*Required task:*
Transcribe precisely those lines of the listing that fall between the line containing "Decode this image" and the last line, inclusive of both.

Start Given data

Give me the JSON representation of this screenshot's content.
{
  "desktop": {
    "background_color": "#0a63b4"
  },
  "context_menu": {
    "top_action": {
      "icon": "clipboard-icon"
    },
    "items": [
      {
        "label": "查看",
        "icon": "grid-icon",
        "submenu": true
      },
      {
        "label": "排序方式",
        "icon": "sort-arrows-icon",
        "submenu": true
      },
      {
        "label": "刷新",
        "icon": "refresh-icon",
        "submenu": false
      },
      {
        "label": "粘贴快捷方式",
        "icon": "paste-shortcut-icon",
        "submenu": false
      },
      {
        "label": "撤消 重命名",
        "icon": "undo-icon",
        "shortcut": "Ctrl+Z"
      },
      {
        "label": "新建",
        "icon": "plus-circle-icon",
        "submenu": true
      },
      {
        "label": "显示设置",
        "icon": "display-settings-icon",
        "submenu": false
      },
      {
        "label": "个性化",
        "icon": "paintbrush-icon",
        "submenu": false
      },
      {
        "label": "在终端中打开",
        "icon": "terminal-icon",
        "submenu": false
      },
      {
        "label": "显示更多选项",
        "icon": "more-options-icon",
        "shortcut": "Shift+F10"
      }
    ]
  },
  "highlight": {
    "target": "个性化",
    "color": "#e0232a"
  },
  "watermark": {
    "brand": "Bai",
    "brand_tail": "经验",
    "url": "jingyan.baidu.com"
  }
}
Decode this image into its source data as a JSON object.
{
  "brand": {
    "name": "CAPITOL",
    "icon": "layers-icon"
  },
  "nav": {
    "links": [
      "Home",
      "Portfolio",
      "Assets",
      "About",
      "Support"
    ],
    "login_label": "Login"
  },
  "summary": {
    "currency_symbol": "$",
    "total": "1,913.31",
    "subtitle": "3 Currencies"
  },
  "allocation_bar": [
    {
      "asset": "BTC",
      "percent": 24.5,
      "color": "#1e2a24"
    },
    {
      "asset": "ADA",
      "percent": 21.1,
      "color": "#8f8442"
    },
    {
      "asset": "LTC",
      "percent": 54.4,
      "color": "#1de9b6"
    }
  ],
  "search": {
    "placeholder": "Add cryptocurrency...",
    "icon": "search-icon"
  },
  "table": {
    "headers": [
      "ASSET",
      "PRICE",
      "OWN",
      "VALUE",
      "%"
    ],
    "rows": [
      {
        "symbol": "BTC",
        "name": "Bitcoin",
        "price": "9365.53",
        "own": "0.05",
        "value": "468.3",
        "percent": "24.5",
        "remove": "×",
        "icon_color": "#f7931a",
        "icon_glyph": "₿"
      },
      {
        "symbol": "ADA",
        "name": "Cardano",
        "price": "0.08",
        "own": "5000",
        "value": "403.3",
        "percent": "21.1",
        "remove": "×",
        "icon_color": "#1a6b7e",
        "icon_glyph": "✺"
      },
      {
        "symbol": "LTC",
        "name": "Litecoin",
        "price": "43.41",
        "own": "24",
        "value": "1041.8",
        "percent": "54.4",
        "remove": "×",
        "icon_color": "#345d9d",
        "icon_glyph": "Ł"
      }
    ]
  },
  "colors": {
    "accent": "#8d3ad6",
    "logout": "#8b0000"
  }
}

End Given data

*Answer to this problem:*
Decode this image into its source data as a JSON object.
{
  "brand": {
    "name": "CAPITOL",
    "icon": "layers-icon"
  },
  "nav": {
    "links": [
      "Home",
      "Portfolio",
      "Assets",
      "About",
      "Support"
    ],
    "login_label": "Login"
  },
  "summary": {
    "currency_symbol": "$",
    "total": "1,913.31",
    "subtitle": "3 Currencies"
  },
  "allocation_bar": [
    {
      "asset": "BTC",
      "percent": 24.5,
      "color": "#1e2a24"
    },
    {
      "asset": "ADA",
      "percent": 21.1,
      "color": "#8f8442"
    },
    {
      "asset": "LTC",
      "percent": 54.4,
      "color": "#1de9b6"
    }
  ],
  "search": {
    "placeholder": "Add cryptocurrency...",
    "icon": "search-icon"
  },
  "table": {
    "headers": [
      "ASSET",
      "PRICE",
      "OWN",
      "VALUE",
      "%"
    ],
    "rows": [
      {
        "symbol": "BTC",
        "name": "Bitcoin",
        "price": "9365.53",
        "own": "0.05",
        "value": "468.3",
        "percent": "24.5",
        "remove": "×",
        "icon_color": "#f7931a",
        "icon_glyph": "₿"
      },
      {
        "symbol": "ADA",
        "name": "Cardano",
        "price": "0.08",
        "own": "5000",
        "value": "403.3",
        "percent": "21.1",
        "remove": "×",
        "icon_color": "#1a6b7e",
        "icon_glyph": "✺"
      },
      {
        "symbol": "LTC",
        "name": "Litecoin",
        "price": "43.41",
        "own": "24",
        "value": "1041.8",
        "percent": "54.4",
        "remove": "×",
        "icon_color": "#345d9d",
        "icon_glyph": "Ł"
      }
    ]
  },
  "colors": {
    "accent": "#8d3ad6",
    "logout": "#8b0000"
  }
}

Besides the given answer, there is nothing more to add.